### Exercise instructions
Below are records; count the lines that contain "Producto" and give only the total.
------ Data excerpts ------
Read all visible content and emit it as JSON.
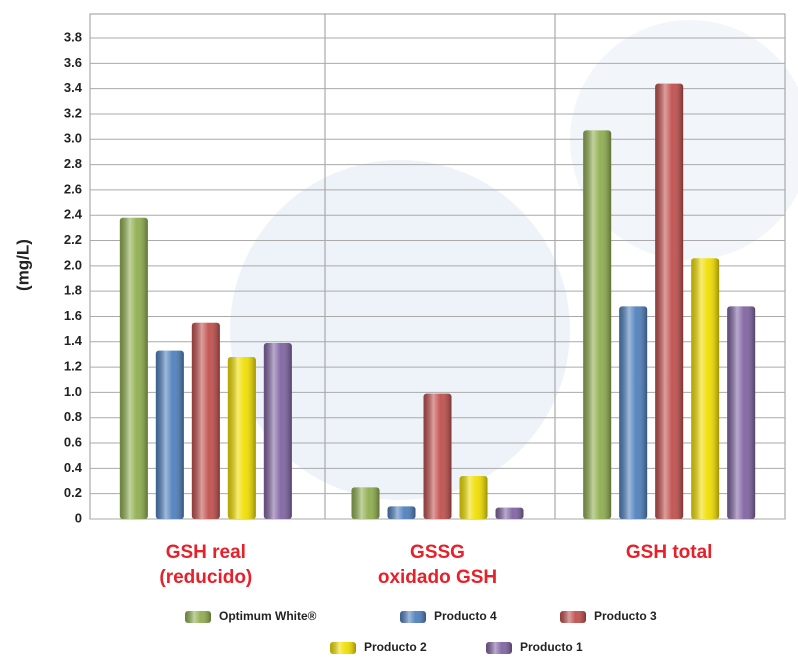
{
  "chart_data": {
    "type": "bar",
    "y_label": "(mg/L)",
    "categories": [
      "GSH real\n(reducido)",
      "GSSG\noxidado GSH",
      "GSH total"
    ],
    "series": [
      {
        "name": "Optimum White®",
        "color": "#8fae4f",
        "values": [
          2.38,
          0.25,
          3.07
        ]
      },
      {
        "name": "Producto 4",
        "color": "#4f80bd",
        "values": [
          1.33,
          0.1,
          1.68
        ]
      },
      {
        "name": "Producto 3",
        "color": "#c0504d",
        "values": [
          1.55,
          0.99,
          3.44
        ]
      },
      {
        "name": "Producto 2",
        "color": "#f0de00",
        "values": [
          1.28,
          0.34,
          2.06
        ]
      },
      {
        "name": "Producto 1",
        "color": "#8064a2",
        "values": [
          1.39,
          0.09,
          1.68
        ]
      }
    ],
    "ylim": [
      0,
      3.8
    ],
    "yticks": [
      0,
      0.2,
      0.4,
      0.6,
      0.8,
      {
        "value": 1,
        "label": "1.0"
      },
      1.2,
      1.4,
      1.6,
      1.8,
      {
        "value": 2,
        "label": "2.0"
      },
      2.2,
      2.4,
      2.6,
      2.8,
      {
        "value": 3,
        "label": "3.0"
      },
      3.2,
      3.4,
      3.6,
      3.8
    ],
    "grid": true
  }
}
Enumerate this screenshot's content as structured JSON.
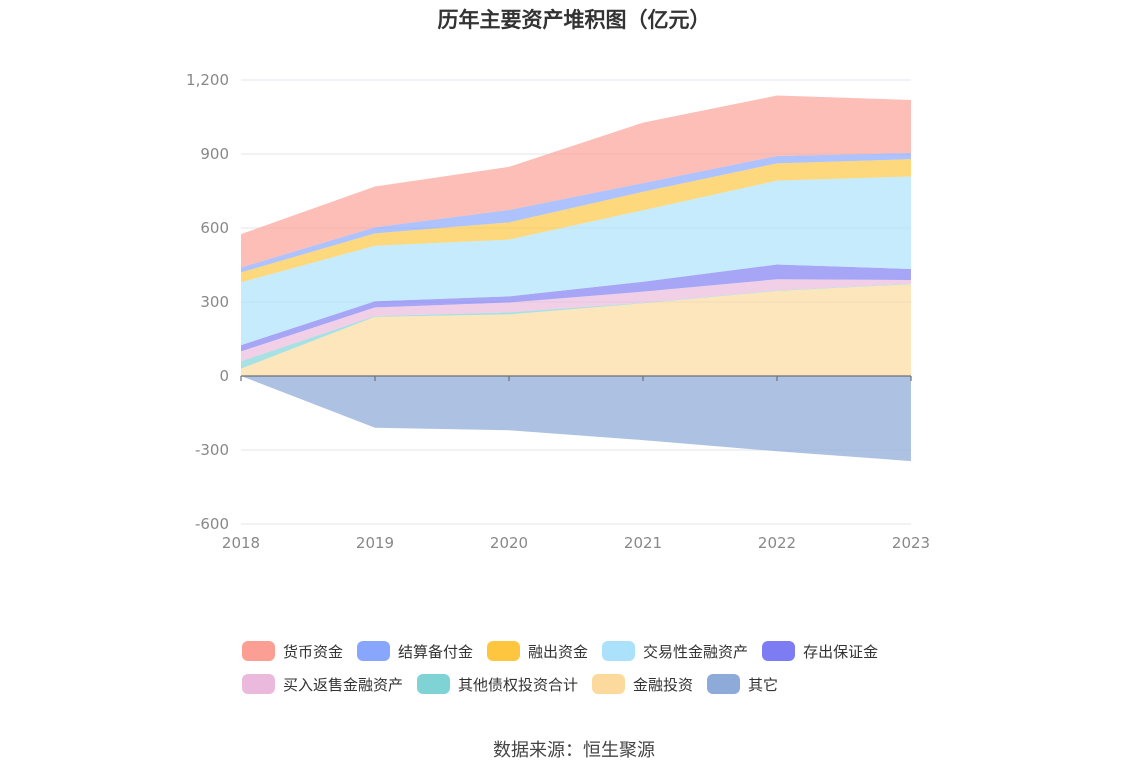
{
  "chart_data": {
    "type": "area",
    "title": "历年主要资产堆积图（亿元）",
    "source": "数据来源：恒生聚源",
    "categories": [
      "2018",
      "2019",
      "2020",
      "2021",
      "2022",
      "2023"
    ],
    "ylim": [
      -600,
      1200
    ],
    "yticks": [
      -600,
      -300,
      0,
      300,
      600,
      900,
      1200
    ],
    "ytick_labels": [
      "-600",
      "-300",
      "0",
      "300",
      "600",
      "900",
      "1,200"
    ],
    "stacked": true,
    "grid": true,
    "legend_position": "bottom",
    "negative_series": [
      {
        "name": "其它",
        "color": "#8eaad8",
        "values": [
          0,
          -210,
          -220,
          -260,
          -305,
          -345
        ]
      }
    ],
    "series": [
      {
        "name": "金融投资",
        "color": "#fcd99c",
        "values": [
          30,
          240,
          250,
          295,
          345,
          372
        ]
      },
      {
        "name": "其他债权投资合计",
        "color": "#7fd3d5",
        "values": [
          30,
          3,
          8,
          2,
          2,
          2
        ]
      },
      {
        "name": "买入返售金融资产",
        "color": "#ebb9dc",
        "values": [
          40,
          35,
          40,
          45,
          45,
          15
        ]
      },
      {
        "name": "存出保证金",
        "color": "#7e7cf2",
        "values": [
          25,
          25,
          25,
          40,
          60,
          45
        ]
      },
      {
        "name": "交易性金融资产",
        "color": "#abe1fa",
        "values": [
          255,
          225,
          230,
          290,
          340,
          375
        ]
      },
      {
        "name": "融出资金",
        "color": "#fec63f",
        "values": [
          40,
          50,
          70,
          75,
          70,
          70
        ]
      },
      {
        "name": "结算备付金",
        "color": "#88a6fc",
        "values": [
          20,
          25,
          50,
          35,
          30,
          25
        ]
      },
      {
        "name": "货币资金",
        "color": "#fb9f95",
        "values": [
          135,
          165,
          175,
          245,
          245,
          215
        ]
      }
    ],
    "legend": [
      [
        "货币资金",
        "结算备付金",
        "融出资金",
        "交易性金融资产",
        "存出保证金"
      ],
      [
        "买入返售金融资产",
        "其他债权投资合计",
        "金融投资",
        "其它"
      ]
    ]
  }
}
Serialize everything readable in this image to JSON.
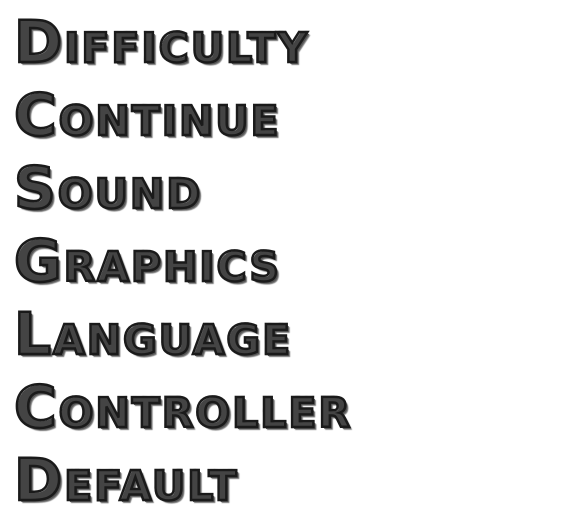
{
  "menu": {
    "items": [
      {
        "id": "difficulty",
        "label": "Difficulty"
      },
      {
        "id": "continue",
        "label": "Continue"
      },
      {
        "id": "sound",
        "label": "Sound"
      },
      {
        "id": "graphics",
        "label": "Graphics"
      },
      {
        "id": "language",
        "label": "Language"
      },
      {
        "id": "controller",
        "label": "Controller"
      },
      {
        "id": "default",
        "label": "Default"
      }
    ]
  },
  "colors": {
    "letter_fill": "#e6e6e6",
    "letter_outline": "#1a1a1a",
    "background": "#ffffff"
  }
}
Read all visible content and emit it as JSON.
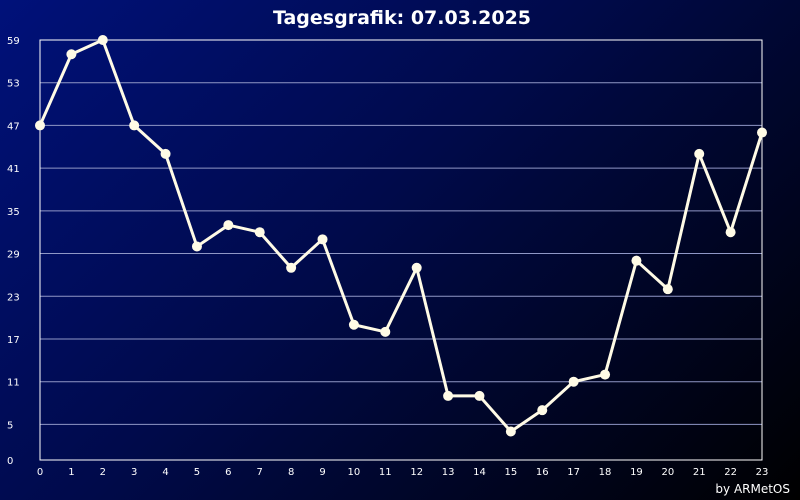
{
  "chart_data": {
    "type": "line",
    "title": "Tagesgrafik: 07.03.2025",
    "credit": "by ARMetOS",
    "xlabel": "",
    "ylabel": "",
    "x": [
      0,
      1,
      2,
      3,
      4,
      5,
      6,
      7,
      8,
      9,
      10,
      11,
      12,
      13,
      14,
      15,
      16,
      17,
      18,
      19,
      20,
      21,
      22,
      23
    ],
    "x_tick_labels": [
      "0",
      "1",
      "2",
      "3",
      "4",
      "5",
      "6",
      "7",
      "8",
      "9",
      "10",
      "11",
      "12",
      "13",
      "14",
      "15",
      "16",
      "17",
      "18",
      "19",
      "20",
      "21",
      "22",
      "23"
    ],
    "y_tick_labels": [
      "0",
      "5",
      "11",
      "17",
      "23",
      "29",
      "35",
      "41",
      "47",
      "53",
      "59"
    ],
    "ylim": [
      0,
      59
    ],
    "grid": true,
    "series": [
      {
        "values": [
          47,
          57,
          59,
          47,
          43,
          30,
          33,
          32,
          27,
          31,
          19,
          18,
          27,
          9,
          9,
          4,
          7,
          11,
          12,
          28,
          24,
          43,
          32,
          46
        ]
      }
    ],
    "colors": {
      "background_start": "#00117a",
      "background_end": "#000000",
      "line": "#fffbe6",
      "grid": "#8f97c6"
    }
  }
}
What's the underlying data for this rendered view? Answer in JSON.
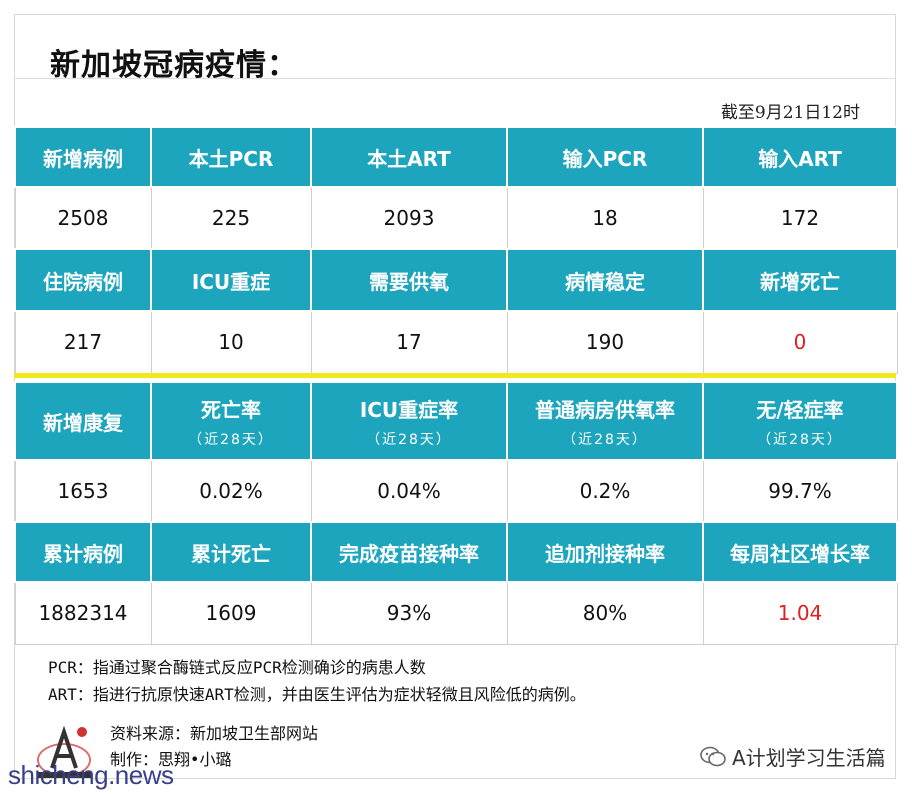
{
  "title": "新加坡冠病疫情：",
  "as_of": "截至9月21日12时",
  "table1": {
    "rows": [
      {
        "cells": [
          {
            "label": "新增病例",
            "value": "2508"
          },
          {
            "label": "本土PCR",
            "value": "225"
          },
          {
            "label": "本土ART",
            "value": "2093"
          },
          {
            "label": "输入PCR",
            "value": "18"
          },
          {
            "label": "输入ART",
            "value": "172"
          }
        ]
      },
      {
        "cells": [
          {
            "label": "住院病例",
            "value": "217"
          },
          {
            "label": "ICU重症",
            "value": "10"
          },
          {
            "label": "需要供氧",
            "value": "17"
          },
          {
            "label": "病情稳定",
            "value": "190"
          },
          {
            "label": "新增死亡",
            "value": "0"
          }
        ]
      }
    ]
  },
  "table2": {
    "rows": [
      {
        "cells": [
          {
            "label": "新增康复",
            "sub": "",
            "value": "1653"
          },
          {
            "label": "死亡率",
            "sub": "（近28天）",
            "value": "0.02%"
          },
          {
            "label": "ICU重症率",
            "sub": "（近28天）",
            "value": "0.04%"
          },
          {
            "label": "普通病房供氧率",
            "sub": "（近28天）",
            "value": "0.2%"
          },
          {
            "label": "无/轻症率",
            "sub": "（近28天）",
            "value": "99.7%"
          }
        ]
      },
      {
        "cells": [
          {
            "label": "累计病例",
            "sub": "",
            "value": "1882314"
          },
          {
            "label": "累计死亡",
            "sub": "",
            "value": "1609"
          },
          {
            "label": "完成疫苗接种率",
            "sub": "",
            "value": "93%"
          },
          {
            "label": "追加剂接种率",
            "sub": "",
            "value": "80%"
          },
          {
            "label": "每周社区增长率",
            "sub": "",
            "value": "1.04"
          }
        ]
      }
    ]
  },
  "notes": {
    "pcr": "PCR：指通过聚合酶链式反应PCR检测确诊的病患人数",
    "art": "ART：指进行抗原快速ART检测，并由医生评估为症状轻微且风险低的病例。"
  },
  "source": {
    "line1": "资料来源：新加坡卫生部网站",
    "line2": "制作：思翔•小璐"
  },
  "watermark": "shicheng.news",
  "brand": "A计划学习生活篇",
  "icons": {
    "brand": "wechat-icon",
    "logo": "a-plan-logo"
  },
  "colors": {
    "header_bg": "#1ea5be",
    "highlight": "#e02020",
    "divider": "#f2e918"
  }
}
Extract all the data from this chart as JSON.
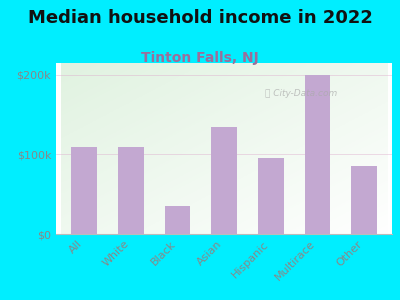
{
  "title": "Median household income in 2022",
  "subtitle": "Tinton Falls, NJ",
  "categories": [
    "All",
    "White",
    "Black",
    "Asian",
    "Hispanic",
    "Multirace",
    "Other"
  ],
  "values": [
    110000,
    110000,
    35000,
    135000,
    95000,
    200000,
    85000
  ],
  "bar_color": "#c3a8d1",
  "bar_edge_color": "#b89ec4",
  "background_outer": "#00eeff",
  "title_color": "#111111",
  "subtitle_color": "#9b6e9b",
  "tick_label_color": "#888888",
  "ytick_labels": [
    "$0",
    "$100k",
    "$200k"
  ],
  "ytick_values": [
    0,
    100000,
    200000
  ],
  "ylim": [
    0,
    215000
  ],
  "watermark": "City-Data.com",
  "title_fontsize": 13,
  "subtitle_fontsize": 10,
  "tick_fontsize": 8
}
------
### Task solution
4